▸ Given task
Omit all images, then return the remaining material exactly as it stands.

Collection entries
____

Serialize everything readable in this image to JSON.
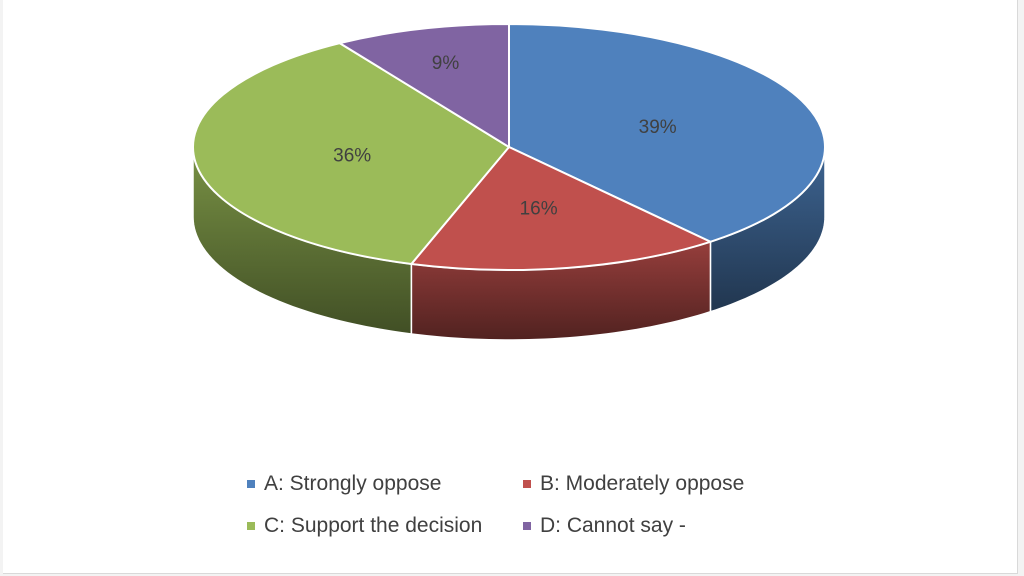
{
  "chart_data": {
    "type": "pie",
    "style": "3d",
    "title": "",
    "legend_position": "bottom",
    "slices": [
      {
        "category": "A: Strongly oppose",
        "value": 39,
        "label": "39%",
        "color": "#4f81bd"
      },
      {
        "category": "B: Moderately oppose",
        "value": 16,
        "label": "16%",
        "color": "#c0504d"
      },
      {
        "category": "C: Support the decision",
        "value": 36,
        "label": "36%",
        "color": "#9bbb59"
      },
      {
        "category": "D: Cannot say -",
        "value": 9,
        "label": "9%",
        "color": "#8064a2"
      }
    ]
  }
}
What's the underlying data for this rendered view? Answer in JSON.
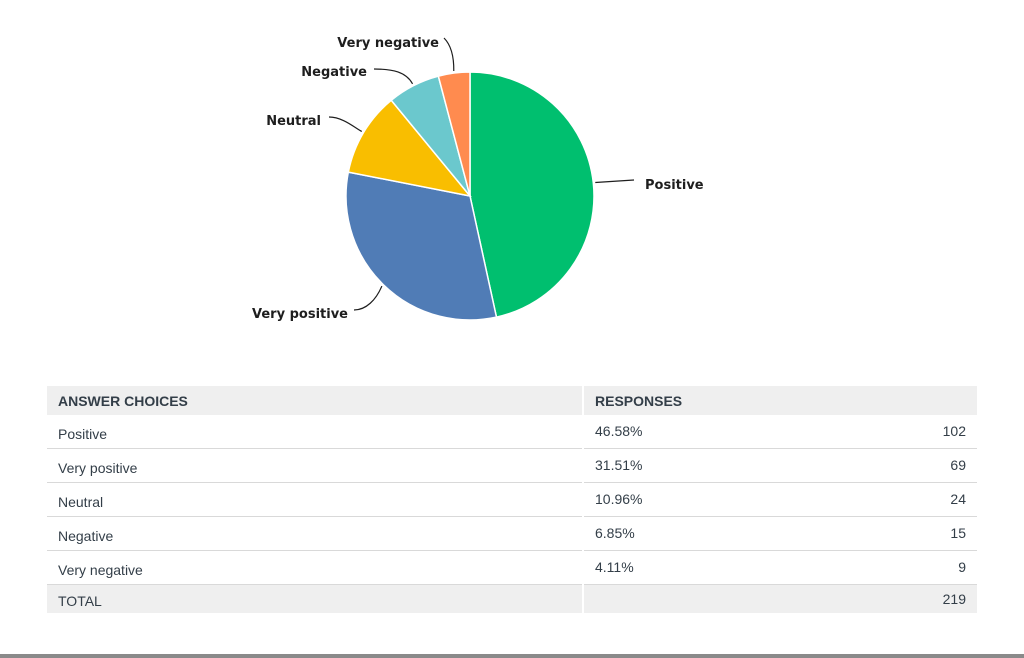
{
  "chart_data": {
    "type": "pie",
    "title": "",
    "slices": [
      {
        "label": "Positive",
        "value": 102,
        "color": "#00bf6f"
      },
      {
        "label": "Very positive",
        "value": 69,
        "color": "#507cb6"
      },
      {
        "label": "Neutral",
        "value": 24,
        "color": "#f9be00"
      },
      {
        "label": "Negative",
        "value": 15,
        "color": "#6bc8cd"
      },
      {
        "label": "Very negative",
        "value": 9,
        "color": "#ff8b4f"
      }
    ],
    "start": "12 o'clock",
    "direction": "clockwise",
    "legend": "none"
  },
  "table": {
    "headers": {
      "choices": "ANSWER CHOICES",
      "responses": "RESPONSES"
    },
    "rows": [
      {
        "choice": "Positive",
        "percent": "46.58%",
        "count": "102"
      },
      {
        "choice": "Very positive",
        "percent": "31.51%",
        "count": "69"
      },
      {
        "choice": "Neutral",
        "percent": "10.96%",
        "count": "24"
      },
      {
        "choice": "Negative",
        "percent": "6.85%",
        "count": "15"
      },
      {
        "choice": "Very negative",
        "percent": "4.11%",
        "count": "9"
      }
    ],
    "total": {
      "label": "TOTAL",
      "count": "219"
    }
  }
}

____

▸ Answer in full
Serialize everything readable in this image to JSON.
{
  "chart_data": {
    "type": "pie",
    "style": "3d",
    "title": "",
    "legend_position": "bottom",
    "slices": [
      {
        "category": "A: Strongly oppose",
        "value": 39,
        "label": "39%",
        "color": "#4f81bd"
      },
      {
        "category": "B: Moderately oppose",
        "value": 16,
        "label": "16%",
        "color": "#c0504d"
      },
      {
        "category": "C: Support the decision",
        "value": 36,
        "label": "36%",
        "color": "#9bbb59"
      },
      {
        "category": "D: Cannot say -",
        "value": 9,
        "label": "9%",
        "color": "#8064a2"
      }
    ]
  }
}
What's the underlying data for this rendered view? Answer in JSON.
{
  "chart_data": {
    "type": "pie",
    "title": "",
    "slices": [
      {
        "label": "Positive",
        "value": 102,
        "color": "#00bf6f"
      },
      {
        "label": "Very positive",
        "value": 69,
        "color": "#507cb6"
      },
      {
        "label": "Neutral",
        "value": 24,
        "color": "#f9be00"
      },
      {
        "label": "Negative",
        "value": 15,
        "color": "#6bc8cd"
      },
      {
        "label": "Very negative",
        "value": 9,
        "color": "#ff8b4f"
      }
    ],
    "start": "12 o'clock",
    "direction": "clockwise",
    "legend": "none"
  },
  "table": {
    "headers": {
      "choices": "ANSWER CHOICES",
      "responses": "RESPONSES"
    },
    "rows": [
      {
        "choice": "Positive",
        "percent": "46.58%",
        "count": "102"
      },
      {
        "choice": "Very positive",
        "percent": "31.51%",
        "count": "69"
      },
      {
        "choice": "Neutral",
        "percent": "10.96%",
        "count": "24"
      },
      {
        "choice": "Negative",
        "percent": "6.85%",
        "count": "15"
      },
      {
        "choice": "Very negative",
        "percent": "4.11%",
        "count": "9"
      }
    ],
    "total": {
      "label": "TOTAL",
      "count": "219"
    }
  }
}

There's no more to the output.